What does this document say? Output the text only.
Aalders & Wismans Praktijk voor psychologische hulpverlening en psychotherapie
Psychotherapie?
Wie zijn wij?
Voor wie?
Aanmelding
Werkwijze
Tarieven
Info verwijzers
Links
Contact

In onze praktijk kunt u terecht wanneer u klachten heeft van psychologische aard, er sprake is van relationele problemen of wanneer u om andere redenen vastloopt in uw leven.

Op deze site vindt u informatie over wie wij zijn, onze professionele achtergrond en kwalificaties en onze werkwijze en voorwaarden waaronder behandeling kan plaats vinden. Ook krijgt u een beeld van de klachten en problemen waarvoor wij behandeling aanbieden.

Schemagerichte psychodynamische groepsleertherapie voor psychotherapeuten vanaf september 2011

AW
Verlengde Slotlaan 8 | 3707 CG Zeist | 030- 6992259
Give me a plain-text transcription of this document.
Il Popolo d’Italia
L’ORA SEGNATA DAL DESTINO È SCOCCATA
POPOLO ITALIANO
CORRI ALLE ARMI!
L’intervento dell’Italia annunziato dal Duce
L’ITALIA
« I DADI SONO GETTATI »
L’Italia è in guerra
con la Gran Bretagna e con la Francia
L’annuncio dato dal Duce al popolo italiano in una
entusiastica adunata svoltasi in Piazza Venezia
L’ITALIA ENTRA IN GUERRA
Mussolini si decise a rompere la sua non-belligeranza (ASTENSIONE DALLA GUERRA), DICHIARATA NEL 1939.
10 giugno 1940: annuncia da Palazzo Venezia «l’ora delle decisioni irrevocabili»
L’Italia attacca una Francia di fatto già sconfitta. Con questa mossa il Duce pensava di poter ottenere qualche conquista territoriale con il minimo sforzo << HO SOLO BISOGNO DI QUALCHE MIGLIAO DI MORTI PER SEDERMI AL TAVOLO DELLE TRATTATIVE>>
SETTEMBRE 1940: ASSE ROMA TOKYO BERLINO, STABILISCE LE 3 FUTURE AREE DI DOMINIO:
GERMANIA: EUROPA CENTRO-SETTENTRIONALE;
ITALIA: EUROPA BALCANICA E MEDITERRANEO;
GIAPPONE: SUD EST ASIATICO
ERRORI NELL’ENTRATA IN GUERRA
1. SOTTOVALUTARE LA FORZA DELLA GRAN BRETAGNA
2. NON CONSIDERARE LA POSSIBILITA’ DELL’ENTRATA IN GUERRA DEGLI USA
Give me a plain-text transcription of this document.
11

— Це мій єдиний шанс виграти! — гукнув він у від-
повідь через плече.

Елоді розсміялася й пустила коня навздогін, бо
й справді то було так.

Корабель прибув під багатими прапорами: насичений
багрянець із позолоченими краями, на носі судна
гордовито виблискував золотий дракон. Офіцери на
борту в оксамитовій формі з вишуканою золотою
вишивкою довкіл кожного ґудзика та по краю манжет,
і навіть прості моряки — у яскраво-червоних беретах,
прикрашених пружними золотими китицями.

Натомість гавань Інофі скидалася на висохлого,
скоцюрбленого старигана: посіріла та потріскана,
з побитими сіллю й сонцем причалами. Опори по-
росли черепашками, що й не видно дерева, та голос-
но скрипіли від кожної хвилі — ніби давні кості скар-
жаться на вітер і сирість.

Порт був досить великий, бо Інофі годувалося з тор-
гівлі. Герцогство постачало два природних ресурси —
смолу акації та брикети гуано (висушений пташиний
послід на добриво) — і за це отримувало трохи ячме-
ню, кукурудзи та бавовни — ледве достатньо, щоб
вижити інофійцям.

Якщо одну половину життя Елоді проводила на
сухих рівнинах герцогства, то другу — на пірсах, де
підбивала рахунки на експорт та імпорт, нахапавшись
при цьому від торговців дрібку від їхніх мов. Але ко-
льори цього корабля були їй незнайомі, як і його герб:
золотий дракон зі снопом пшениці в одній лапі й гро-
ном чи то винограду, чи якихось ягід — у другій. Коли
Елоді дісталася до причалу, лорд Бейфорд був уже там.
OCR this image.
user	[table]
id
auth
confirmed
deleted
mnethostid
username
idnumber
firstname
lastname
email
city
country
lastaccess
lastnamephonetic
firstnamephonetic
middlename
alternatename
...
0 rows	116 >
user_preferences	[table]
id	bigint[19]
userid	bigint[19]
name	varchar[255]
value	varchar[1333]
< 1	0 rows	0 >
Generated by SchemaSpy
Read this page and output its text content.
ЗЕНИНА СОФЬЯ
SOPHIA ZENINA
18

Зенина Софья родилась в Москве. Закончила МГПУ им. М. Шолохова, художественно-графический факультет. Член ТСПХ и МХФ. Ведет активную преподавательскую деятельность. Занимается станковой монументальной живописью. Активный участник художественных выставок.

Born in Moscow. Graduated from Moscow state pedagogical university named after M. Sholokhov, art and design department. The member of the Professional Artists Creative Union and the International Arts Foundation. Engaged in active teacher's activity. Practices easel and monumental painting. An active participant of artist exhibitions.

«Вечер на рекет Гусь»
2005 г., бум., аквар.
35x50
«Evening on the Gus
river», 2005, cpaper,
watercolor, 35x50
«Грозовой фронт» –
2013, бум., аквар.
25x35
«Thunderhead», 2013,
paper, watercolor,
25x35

Aim of the exercise
Each record must be returned exactly as it is written.

Response for this exercise
What does this document say? Output the text only.
Aalders & Wismans Praktijk voor psychologische hulpverlening en psychotherapie
Psychotherapie?
Wie zijn wij?
Voor wie?
Aanmelding
Werkwijze
Tarieven
Info verwijzers
Links
Contact

In onze praktijk kunt u terecht wanneer u klachten heeft van psychologische aard, er sprake is van relationele problemen of wanneer u om andere redenen vastloopt in uw leven.

Op deze site vindt u informatie over wie wij zijn, onze professionele achtergrond en kwalificaties en onze werkwijze en voorwaarden waaronder behandeling kan plaats vinden. Ook krijgt u een beeld van de klachten en problemen waarvoor wij behandeling aanbieden.

Schemagerichte psychodynamische groepsleertherapie voor psychotherapeuten vanaf september 2011

AW
Verlengde Slotlaan 8 | 3707 CG Zeist | 030- 6992259
Give me a plain-text transcription of this document.
Il Popolo d’Italia
L’ORA SEGNATA DAL DESTINO È SCOCCATA
POPOLO ITALIANO
CORRI ALLE ARMI!
L’intervento dell’Italia annunziato dal Duce
L’ITALIA
« I DADI SONO GETTATI »
L’Italia è in guerra
con la Gran Bretagna e con la Francia
L’annuncio dato dal Duce al popolo italiano in una
entusiastica adunata svoltasi in Piazza Venezia
L’ITALIA ENTRA IN GUERRA
Mussolini si decise a rompere la sua non-belligeranza (ASTENSIONE DALLA GUERRA), DICHIARATA NEL 1939.
10 giugno 1940: annuncia da Palazzo Venezia «l’ora delle decisioni irrevocabili»
L’Italia attacca una Francia di fatto già sconfitta. Con questa mossa il Duce pensava di poter ottenere qualche conquista territoriale con il minimo sforzo << HO SOLO BISOGNO DI QUALCHE MIGLIAO DI MORTI PER SEDERMI AL TAVOLO DELLE TRATTATIVE>>
SETTEMBRE 1940: ASSE ROMA TOKYO BERLINO, STABILISCE LE 3 FUTURE AREE DI DOMINIO:
GERMANIA: EUROPA CENTRO-SETTENTRIONALE;
ITALIA: EUROPA BALCANICA E MEDITERRANEO;
GIAPPONE: SUD EST ASIATICO
ERRORI NELL’ENTRATA IN GUERRA
1. SOTTOVALUTARE LA FORZA DELLA GRAN BRETAGNA
2. NON CONSIDERARE LA POSSIBILITA’ DELL’ENTRATA IN GUERRA DEGLI USA
Give me a plain-text transcription of this document.
11

— Це мій єдиний шанс виграти! — гукнув він у від-
повідь через плече.

Елоді розсміялася й пустила коня навздогін, бо
й справді то було так.

Корабель прибув під багатими прапорами: насичений
багрянець із позолоченими краями, на носі судна
гордовито виблискував золотий дракон. Офіцери на
борту в оксамитовій формі з вишуканою золотою
вишивкою довкіл кожного ґудзика та по краю манжет,
і навіть прості моряки — у яскраво-червоних беретах,
прикрашених пружними золотими китицями.

Натомість гавань Інофі скидалася на висохлого,
скоцюрбленого старигана: посіріла та потріскана,
з побитими сіллю й сонцем причалами. Опори по-
росли черепашками, що й не видно дерева, та голос-
но скрипіли від кожної хвилі — ніби давні кості скар-
жаться на вітер і сирість.

Порт був досить великий, бо Інофі годувалося з тор-
гівлі. Герцогство постачало два природних ресурси —
смолу акації та брикети гуано (висушений пташиний
послід на добриво) — і за це отримувало трохи ячме-
ню, кукурудзи та бавовни — ледве достатньо, щоб
вижити інофійцям.

Якщо одну половину життя Елоді проводила на
сухих рівнинах герцогства, то другу — на пірсах, де
підбивала рахунки на експорт та імпорт, нахапавшись
при цьому від торговців дрібку від їхніх мов. Але ко-
льори цього корабля були їй незнайомі, як і його герб:
золотий дракон зі снопом пшениці в одній лапі й гро-
ном чи то винограду, чи якихось ягід — у другій. Коли
Елоді дісталася до причалу, лорд Бейфорд був уже там.
OCR this image.
user	[table]
id
auth
confirmed
deleted
mnethostid
username
idnumber
firstname
lastname
email
city
country
lastaccess
lastnamephonetic
firstnamephonetic
middlename
alternatename
...
0 rows	116 >
user_preferences	[table]
id	bigint[19]
userid	bigint[19]
name	varchar[255]
value	varchar[1333]
< 1	0 rows	0 >
Generated by SchemaSpy
Read this page and output its text content.
ЗЕНИНА СОФЬЯ
SOPHIA ZENINA
18

Зенина Софья родилась в Москве. Закончила МГПУ им. М. Шолохова, художественно-графический факультет. Член ТСПХ и МХФ. Ведет активную преподавательскую деятельность. Занимается станковой монументальной живописью. Активный участник художественных выставок.

Born in Moscow. Graduated from Moscow state pedagogical university named after M. Sholokhov, art and design department. The member of the Professional Artists Creative Union and the International Arts Foundation. Engaged in active teacher's activity. Practices easel and monumental painting. An active participant of artist exhibitions.

«Вечер на рекет Гусь»
2005 г., бум., аквар.
35x50
«Evening on the Gus
river», 2005, cpaper,
watercolor, 35x50
«Грозовой фронт» –
2013, бум., аквар.
25x35
«Thunderhead», 2013,
paper, watercolor,
25x35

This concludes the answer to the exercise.